(Request) Reproduce all of the data exactly.

(Data for this task)
□ □ □

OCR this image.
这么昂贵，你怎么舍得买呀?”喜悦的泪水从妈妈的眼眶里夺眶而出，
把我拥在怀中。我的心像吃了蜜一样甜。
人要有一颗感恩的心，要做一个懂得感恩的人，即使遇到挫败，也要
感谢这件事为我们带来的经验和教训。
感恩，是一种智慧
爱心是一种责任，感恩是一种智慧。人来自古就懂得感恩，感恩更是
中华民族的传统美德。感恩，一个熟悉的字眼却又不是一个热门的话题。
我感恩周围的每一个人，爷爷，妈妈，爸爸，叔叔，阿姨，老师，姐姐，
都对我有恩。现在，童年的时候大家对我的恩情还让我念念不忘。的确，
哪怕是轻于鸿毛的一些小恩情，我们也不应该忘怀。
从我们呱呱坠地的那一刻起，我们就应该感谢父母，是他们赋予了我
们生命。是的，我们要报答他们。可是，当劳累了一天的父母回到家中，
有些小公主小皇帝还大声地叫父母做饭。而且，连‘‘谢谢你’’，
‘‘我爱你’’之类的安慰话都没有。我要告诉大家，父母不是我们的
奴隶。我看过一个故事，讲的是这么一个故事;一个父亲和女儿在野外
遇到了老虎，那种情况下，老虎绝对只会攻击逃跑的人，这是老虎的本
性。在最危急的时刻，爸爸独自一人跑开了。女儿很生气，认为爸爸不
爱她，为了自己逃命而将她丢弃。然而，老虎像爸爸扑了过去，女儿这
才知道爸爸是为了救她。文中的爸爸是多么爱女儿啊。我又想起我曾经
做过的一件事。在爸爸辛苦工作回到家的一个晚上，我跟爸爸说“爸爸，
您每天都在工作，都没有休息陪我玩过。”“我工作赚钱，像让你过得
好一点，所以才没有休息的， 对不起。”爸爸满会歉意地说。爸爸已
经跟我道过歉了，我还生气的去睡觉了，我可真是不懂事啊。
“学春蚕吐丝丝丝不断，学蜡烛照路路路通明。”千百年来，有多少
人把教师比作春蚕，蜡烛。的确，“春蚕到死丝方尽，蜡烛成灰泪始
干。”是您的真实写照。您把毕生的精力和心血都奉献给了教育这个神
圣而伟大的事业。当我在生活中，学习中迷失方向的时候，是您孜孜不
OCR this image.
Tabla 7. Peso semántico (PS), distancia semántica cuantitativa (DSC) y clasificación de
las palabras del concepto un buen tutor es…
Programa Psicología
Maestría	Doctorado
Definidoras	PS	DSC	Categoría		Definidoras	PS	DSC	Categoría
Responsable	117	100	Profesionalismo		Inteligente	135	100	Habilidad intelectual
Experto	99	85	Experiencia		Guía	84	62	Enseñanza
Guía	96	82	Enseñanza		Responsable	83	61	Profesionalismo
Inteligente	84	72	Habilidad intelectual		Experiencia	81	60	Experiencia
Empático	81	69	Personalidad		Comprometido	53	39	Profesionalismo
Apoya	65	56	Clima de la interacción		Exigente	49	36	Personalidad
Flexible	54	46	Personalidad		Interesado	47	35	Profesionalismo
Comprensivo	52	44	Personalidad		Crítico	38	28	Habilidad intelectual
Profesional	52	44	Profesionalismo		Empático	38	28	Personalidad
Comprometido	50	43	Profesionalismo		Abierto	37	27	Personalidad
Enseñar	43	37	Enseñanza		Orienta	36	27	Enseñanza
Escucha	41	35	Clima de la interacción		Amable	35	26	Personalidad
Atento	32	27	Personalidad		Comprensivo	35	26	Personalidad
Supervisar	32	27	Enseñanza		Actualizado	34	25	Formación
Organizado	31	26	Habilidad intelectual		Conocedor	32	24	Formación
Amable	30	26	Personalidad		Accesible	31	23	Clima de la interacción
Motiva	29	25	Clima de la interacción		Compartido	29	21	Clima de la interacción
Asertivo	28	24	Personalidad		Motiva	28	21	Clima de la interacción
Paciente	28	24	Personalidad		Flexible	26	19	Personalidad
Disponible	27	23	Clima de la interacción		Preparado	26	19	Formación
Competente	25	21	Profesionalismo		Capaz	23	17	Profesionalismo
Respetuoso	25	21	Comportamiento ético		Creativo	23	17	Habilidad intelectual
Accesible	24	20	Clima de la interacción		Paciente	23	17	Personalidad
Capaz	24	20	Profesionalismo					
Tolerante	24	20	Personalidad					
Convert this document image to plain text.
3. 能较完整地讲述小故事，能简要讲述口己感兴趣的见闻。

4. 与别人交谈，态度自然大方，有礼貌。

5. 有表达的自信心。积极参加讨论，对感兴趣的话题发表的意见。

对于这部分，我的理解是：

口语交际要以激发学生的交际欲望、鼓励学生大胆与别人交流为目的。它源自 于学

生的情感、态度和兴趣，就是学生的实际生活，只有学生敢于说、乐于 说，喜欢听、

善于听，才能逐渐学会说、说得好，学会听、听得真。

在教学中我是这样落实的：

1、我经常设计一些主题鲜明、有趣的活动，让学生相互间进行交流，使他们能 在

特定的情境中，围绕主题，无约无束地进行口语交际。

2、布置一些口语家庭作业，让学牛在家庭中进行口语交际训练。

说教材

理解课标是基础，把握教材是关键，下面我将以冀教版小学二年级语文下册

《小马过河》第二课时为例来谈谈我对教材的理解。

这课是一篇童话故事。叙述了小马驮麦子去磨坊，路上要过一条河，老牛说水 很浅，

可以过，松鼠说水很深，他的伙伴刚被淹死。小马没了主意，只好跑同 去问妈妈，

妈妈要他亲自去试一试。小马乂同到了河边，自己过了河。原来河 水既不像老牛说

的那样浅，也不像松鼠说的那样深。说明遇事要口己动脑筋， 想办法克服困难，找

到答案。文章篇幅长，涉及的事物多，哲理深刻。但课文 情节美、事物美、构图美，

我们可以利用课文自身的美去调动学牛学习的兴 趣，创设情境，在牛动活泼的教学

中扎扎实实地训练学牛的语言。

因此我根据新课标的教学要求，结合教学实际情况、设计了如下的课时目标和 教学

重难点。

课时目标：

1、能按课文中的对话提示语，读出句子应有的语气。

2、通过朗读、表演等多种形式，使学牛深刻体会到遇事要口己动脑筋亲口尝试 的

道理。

□ □ □

(Completed exercise)
OCR this image.
这么昂贵，你怎么舍得买呀?”喜悦的泪水从妈妈的眼眶里夺眶而出，
把我拥在怀中。我的心像吃了蜜一样甜。
人要有一颗感恩的心，要做一个懂得感恩的人，即使遇到挫败，也要
感谢这件事为我们带来的经验和教训。
感恩，是一种智慧
爱心是一种责任，感恩是一种智慧。人来自古就懂得感恩，感恩更是
中华民族的传统美德。感恩，一个熟悉的字眼却又不是一个热门的话题。
我感恩周围的每一个人，爷爷，妈妈，爸爸，叔叔，阿姨，老师，姐姐，
都对我有恩。现在，童年的时候大家对我的恩情还让我念念不忘。的确，
哪怕是轻于鸿毛的一些小恩情，我们也不应该忘怀。
从我们呱呱坠地的那一刻起，我们就应该感谢父母，是他们赋予了我
们生命。是的，我们要报答他们。可是，当劳累了一天的父母回到家中，
有些小公主小皇帝还大声地叫父母做饭。而且，连‘‘谢谢你’’，
‘‘我爱你’’之类的安慰话都没有。我要告诉大家，父母不是我们的
奴隶。我看过一个故事，讲的是这么一个故事;一个父亲和女儿在野外
遇到了老虎，那种情况下，老虎绝对只会攻击逃跑的人，这是老虎的本
性。在最危急的时刻，爸爸独自一人跑开了。女儿很生气，认为爸爸不
爱她，为了自己逃命而将她丢弃。然而，老虎像爸爸扑了过去，女儿这
才知道爸爸是为了救她。文中的爸爸是多么爱女儿啊。我又想起我曾经
做过的一件事。在爸爸辛苦工作回到家的一个晚上，我跟爸爸说“爸爸，
您每天都在工作，都没有休息陪我玩过。”“我工作赚钱，像让你过得
好一点，所以才没有休息的， 对不起。”爸爸满会歉意地说。爸爸已
经跟我道过歉了，我还生气的去睡觉了，我可真是不懂事啊。
“学春蚕吐丝丝丝不断，学蜡烛照路路路通明。”千百年来，有多少
人把教师比作春蚕，蜡烛。的确，“春蚕到死丝方尽，蜡烛成灰泪始
干。”是您的真实写照。您把毕生的精力和心血都奉献给了教育这个神
圣而伟大的事业。当我在生活中，学习中迷失方向的时候，是您孜孜不
OCR this image.
Tabla 7. Peso semántico (PS), distancia semántica cuantitativa (DSC) y clasificación de
las palabras del concepto un buen tutor es…
Programa Psicología
Maestría	Doctorado
Definidoras	PS	DSC	Categoría		Definidoras	PS	DSC	Categoría
Responsable	117	100	Profesionalismo		Inteligente	135	100	Habilidad intelectual
Experto	99	85	Experiencia		Guía	84	62	Enseñanza
Guía	96	82	Enseñanza		Responsable	83	61	Profesionalismo
Inteligente	84	72	Habilidad intelectual		Experiencia	81	60	Experiencia
Empático	81	69	Personalidad		Comprometido	53	39	Profesionalismo
Apoya	65	56	Clima de la interacción		Exigente	49	36	Personalidad
Flexible	54	46	Personalidad		Interesado	47	35	Profesionalismo
Comprensivo	52	44	Personalidad		Crítico	38	28	Habilidad intelectual
Profesional	52	44	Profesionalismo		Empático	38	28	Personalidad
Comprometido	50	43	Profesionalismo		Abierto	37	27	Personalidad
Enseñar	43	37	Enseñanza		Orienta	36	27	Enseñanza
Escucha	41	35	Clima de la interacción		Amable	35	26	Personalidad
Atento	32	27	Personalidad		Comprensivo	35	26	Personalidad
Supervisar	32	27	Enseñanza		Actualizado	34	25	Formación
Organizado	31	26	Habilidad intelectual		Conocedor	32	24	Formación
Amable	30	26	Personalidad		Accesible	31	23	Clima de la interacción
Motiva	29	25	Clima de la interacción		Compartido	29	21	Clima de la interacción
Asertivo	28	24	Personalidad		Motiva	28	21	Clima de la interacción
Paciente	28	24	Personalidad		Flexible	26	19	Personalidad
Disponible	27	23	Clima de la interacción		Preparado	26	19	Formación
Competente	25	21	Profesionalismo		Capaz	23	17	Profesionalismo
Respetuoso	25	21	Comportamiento ético		Creativo	23	17	Habilidad intelectual
Accesible	24	20	Clima de la interacción		Paciente	23	17	Personalidad
Capaz	24	20	Profesionalismo					
Tolerante	24	20	Personalidad					
Convert this document image to plain text.
3. 能较完整地讲述小故事，能简要讲述口己感兴趣的见闻。

4. 与别人交谈，态度自然大方，有礼貌。

5. 有表达的自信心。积极参加讨论，对感兴趣的话题发表的意见。

对于这部分，我的理解是：

口语交际要以激发学生的交际欲望、鼓励学生大胆与别人交流为目的。它源自 于学

生的情感、态度和兴趣，就是学生的实际生活，只有学生敢于说、乐于 说，喜欢听、

善于听，才能逐渐学会说、说得好，学会听、听得真。

在教学中我是这样落实的：

1、我经常设计一些主题鲜明、有趣的活动，让学生相互间进行交流，使他们能 在

特定的情境中，围绕主题，无约无束地进行口语交际。

2、布置一些口语家庭作业，让学牛在家庭中进行口语交际训练。

说教材

理解课标是基础，把握教材是关键，下面我将以冀教版小学二年级语文下册

《小马过河》第二课时为例来谈谈我对教材的理解。

这课是一篇童话故事。叙述了小马驮麦子去磨坊，路上要过一条河，老牛说水 很浅，

可以过，松鼠说水很深，他的伙伴刚被淹死。小马没了主意，只好跑同 去问妈妈，

妈妈要他亲自去试一试。小马乂同到了河边，自己过了河。原来河 水既不像老牛说

的那样浅，也不像松鼠说的那样深。说明遇事要口己动脑筋， 想办法克服困难，找

到答案。文章篇幅长，涉及的事物多，哲理深刻。但课文 情节美、事物美、构图美，

我们可以利用课文自身的美去调动学牛学习的兴 趣，创设情境，在牛动活泼的教学

中扎扎实实地训练学牛的语言。

因此我根据新课标的教学要求，结合教学实际情况、设计了如下的课时目标和 教学

重难点。

课时目标：

1、能按课文中的对话提示语，读出句子应有的语气。

2、通过朗读、表演等多种形式，使学牛深刻体会到遇事要口己动脑筋亲口尝试 的

道理。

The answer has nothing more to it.